[Extracted records]
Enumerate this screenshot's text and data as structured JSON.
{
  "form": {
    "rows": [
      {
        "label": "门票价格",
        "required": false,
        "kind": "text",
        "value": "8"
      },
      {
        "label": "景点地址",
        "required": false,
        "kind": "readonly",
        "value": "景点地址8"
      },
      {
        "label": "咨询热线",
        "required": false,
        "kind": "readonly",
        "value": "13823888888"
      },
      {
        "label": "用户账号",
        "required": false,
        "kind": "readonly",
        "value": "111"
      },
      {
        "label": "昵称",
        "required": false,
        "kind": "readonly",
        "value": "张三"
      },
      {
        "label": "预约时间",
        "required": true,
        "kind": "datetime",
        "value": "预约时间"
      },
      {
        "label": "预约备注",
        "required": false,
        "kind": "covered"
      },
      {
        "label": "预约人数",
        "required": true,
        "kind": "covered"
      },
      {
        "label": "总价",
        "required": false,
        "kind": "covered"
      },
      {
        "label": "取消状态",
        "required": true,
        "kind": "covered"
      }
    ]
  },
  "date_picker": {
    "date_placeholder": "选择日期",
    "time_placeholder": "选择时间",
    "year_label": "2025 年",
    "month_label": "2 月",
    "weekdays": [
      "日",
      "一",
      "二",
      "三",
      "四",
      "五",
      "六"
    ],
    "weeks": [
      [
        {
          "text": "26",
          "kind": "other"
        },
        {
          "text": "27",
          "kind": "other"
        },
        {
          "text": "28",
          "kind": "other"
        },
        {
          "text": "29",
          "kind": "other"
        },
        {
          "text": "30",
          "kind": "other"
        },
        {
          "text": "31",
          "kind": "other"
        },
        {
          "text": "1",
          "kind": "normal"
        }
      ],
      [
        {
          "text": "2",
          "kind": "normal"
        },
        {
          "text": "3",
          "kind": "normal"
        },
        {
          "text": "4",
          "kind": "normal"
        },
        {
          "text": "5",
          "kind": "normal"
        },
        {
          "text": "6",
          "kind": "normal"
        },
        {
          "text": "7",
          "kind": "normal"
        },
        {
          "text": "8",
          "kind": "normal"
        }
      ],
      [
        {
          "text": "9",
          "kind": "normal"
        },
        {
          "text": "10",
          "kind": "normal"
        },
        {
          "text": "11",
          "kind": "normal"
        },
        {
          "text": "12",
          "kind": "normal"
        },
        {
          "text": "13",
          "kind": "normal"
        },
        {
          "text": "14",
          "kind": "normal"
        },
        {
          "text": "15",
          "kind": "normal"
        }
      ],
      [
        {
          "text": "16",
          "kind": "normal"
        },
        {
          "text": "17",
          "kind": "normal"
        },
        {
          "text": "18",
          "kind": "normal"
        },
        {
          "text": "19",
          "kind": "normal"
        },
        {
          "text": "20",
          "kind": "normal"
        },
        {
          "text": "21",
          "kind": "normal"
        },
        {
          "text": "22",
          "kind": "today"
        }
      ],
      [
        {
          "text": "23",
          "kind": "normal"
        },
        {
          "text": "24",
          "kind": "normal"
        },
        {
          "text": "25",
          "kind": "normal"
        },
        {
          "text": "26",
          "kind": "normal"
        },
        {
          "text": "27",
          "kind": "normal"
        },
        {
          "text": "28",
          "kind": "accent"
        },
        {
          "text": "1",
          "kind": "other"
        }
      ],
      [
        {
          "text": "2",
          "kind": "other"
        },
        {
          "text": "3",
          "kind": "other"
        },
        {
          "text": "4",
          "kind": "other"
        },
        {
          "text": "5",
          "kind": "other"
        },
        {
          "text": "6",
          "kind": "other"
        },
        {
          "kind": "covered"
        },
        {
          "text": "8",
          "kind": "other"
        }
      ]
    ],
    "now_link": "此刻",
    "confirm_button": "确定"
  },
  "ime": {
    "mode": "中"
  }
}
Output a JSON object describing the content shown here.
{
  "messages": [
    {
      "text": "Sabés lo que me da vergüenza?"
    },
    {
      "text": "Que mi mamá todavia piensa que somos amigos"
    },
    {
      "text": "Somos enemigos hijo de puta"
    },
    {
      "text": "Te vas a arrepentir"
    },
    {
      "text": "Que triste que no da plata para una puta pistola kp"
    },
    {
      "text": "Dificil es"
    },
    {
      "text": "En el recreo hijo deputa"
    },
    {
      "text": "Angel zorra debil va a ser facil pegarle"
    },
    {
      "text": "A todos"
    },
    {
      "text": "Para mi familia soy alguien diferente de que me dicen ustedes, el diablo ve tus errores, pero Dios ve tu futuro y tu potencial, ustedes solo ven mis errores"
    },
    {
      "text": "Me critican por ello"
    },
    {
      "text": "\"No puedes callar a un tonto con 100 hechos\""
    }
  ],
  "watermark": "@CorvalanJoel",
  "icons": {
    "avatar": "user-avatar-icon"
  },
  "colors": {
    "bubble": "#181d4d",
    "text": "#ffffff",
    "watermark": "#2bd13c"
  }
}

__Written request__.
Write out each line of the data above again, exactly as given.

__Exercise output__.
Enumerate this screenshot's text and data as structured JSON.
{
  "form": {
    "rows": [
      {
        "label": "门票价格",
        "required": false,
        "kind": "text",
        "value": "8"
      },
      {
        "label": "景点地址",
        "required": false,
        "kind": "readonly",
        "value": "景点地址8"
      },
      {
        "label": "咨询热线",
        "required": false,
        "kind": "readonly",
        "value": "13823888888"
      },
      {
        "label": "用户账号",
        "required": false,
        "kind": "readonly",
        "value": "111"
      },
      {
        "label": "昵称",
        "required": false,
        "kind": "readonly",
        "value": "张三"
      },
      {
        "label": "预约时间",
        "required": true,
        "kind": "datetime",
        "value": "预约时间"
      },
      {
        "label": "预约备注",
        "required": false,
        "kind": "covered"
      },
      {
        "label": "预约人数",
        "required": true,
        "kind": "covered"
      },
      {
        "label": "总价",
        "required": false,
        "kind": "covered"
      },
      {
        "label": "取消状态",
        "required": true,
        "kind": "covered"
      }
    ]
  },
  "date_picker": {
    "date_placeholder": "选择日期",
    "time_placeholder": "选择时间",
    "year_label": "2025 年",
    "month_label": "2 月",
    "weekdays": [
      "日",
      "一",
      "二",
      "三",
      "四",
      "五",
      "六"
    ],
    "weeks": [
      [
        {
          "text": "26",
          "kind": "other"
        },
        {
          "text": "27",
          "kind": "other"
        },
        {
          "text": "28",
          "kind": "other"
        },
        {
          "text": "29",
          "kind": "other"
        },
        {
          "text": "30",
          "kind": "other"
        },
        {
          "text": "31",
          "kind": "other"
        },
        {
          "text": "1",
          "kind": "normal"
        }
      ],
      [
        {
          "text": "2",
          "kind": "normal"
        },
        {
          "text": "3",
          "kind": "normal"
        },
        {
          "text": "4",
          "kind": "normal"
        },
        {
          "text": "5",
          "kind": "normal"
        },
        {
          "text": "6",
          "kind": "normal"
        },
        {
          "text": "7",
          "kind": "normal"
        },
        {
          "text": "8",
          "kind": "normal"
        }
      ],
      [
        {
          "text": "9",
          "kind": "normal"
        },
        {
          "text": "10",
          "kind": "normal"
        },
        {
          "text": "11",
          "kind": "normal"
        },
        {
          "text": "12",
          "kind": "normal"
        },
        {
          "text": "13",
          "kind": "normal"
        },
        {
          "text": "14",
          "kind": "normal"
        },
        {
          "text": "15",
          "kind": "normal"
        }
      ],
      [
        {
          "text": "16",
          "kind": "normal"
        },
        {
          "text": "17",
          "kind": "normal"
        },
        {
          "text": "18",
          "kind": "normal"
        },
        {
          "text": "19",
          "kind": "normal"
        },
        {
          "text": "20",
          "kind": "normal"
        },
        {
          "text": "21",
          "kind": "normal"
        },
        {
          "text": "22",
          "kind": "today"
        }
      ],
      [
        {
          "text": "23",
          "kind": "normal"
        },
        {
          "text": "24",
          "kind": "normal"
        },
        {
          "text": "25",
          "kind": "normal"
        },
        {
          "text": "26",
          "kind": "normal"
        },
        {
          "text": "27",
          "kind": "normal"
        },
        {
          "text": "28",
          "kind": "accent"
        },
        {
          "text": "1",
          "kind": "other"
        }
      ],
      [
        {
          "text": "2",
          "kind": "other"
        },
        {
          "text": "3",
          "kind": "other"
        },
        {
          "text": "4",
          "kind": "other"
        },
        {
          "text": "5",
          "kind": "other"
        },
        {
          "text": "6",
          "kind": "other"
        },
        {
          "kind": "covered"
        },
        {
          "text": "8",
          "kind": "other"
        }
      ]
    ],
    "now_link": "此刻",
    "confirm_button": "确定"
  },
  "ime": {
    "mode": "中"
  }
}
Output a JSON object describing the content shown here.
{
  "messages": [
    {
      "text": "Sabés lo que me da vergüenza?"
    },
    {
      "text": "Que mi mamá todavia piensa que somos amigos"
    },
    {
      "text": "Somos enemigos hijo de puta"
    },
    {
      "text": "Te vas a arrepentir"
    },
    {
      "text": "Que triste que no da plata para una puta pistola kp"
    },
    {
      "text": "Dificil es"
    },
    {
      "text": "En el recreo hijo deputa"
    },
    {
      "text": "Angel zorra debil va a ser facil pegarle"
    },
    {
      "text": "A todos"
    },
    {
      "text": "Para mi familia soy alguien diferente de que me dicen ustedes, el diablo ve tus errores, pero Dios ve tu futuro y tu potencial, ustedes solo ven mis errores"
    },
    {
      "text": "Me critican por ello"
    },
    {
      "text": "\"No puedes callar a un tonto con 100 hechos\""
    }
  ],
  "watermark": "@CorvalanJoel",
  "icons": {
    "avatar": "user-avatar-icon"
  },
  "colors": {
    "bubble": "#181d4d",
    "text": "#ffffff",
    "watermark": "#2bd13c"
  }
}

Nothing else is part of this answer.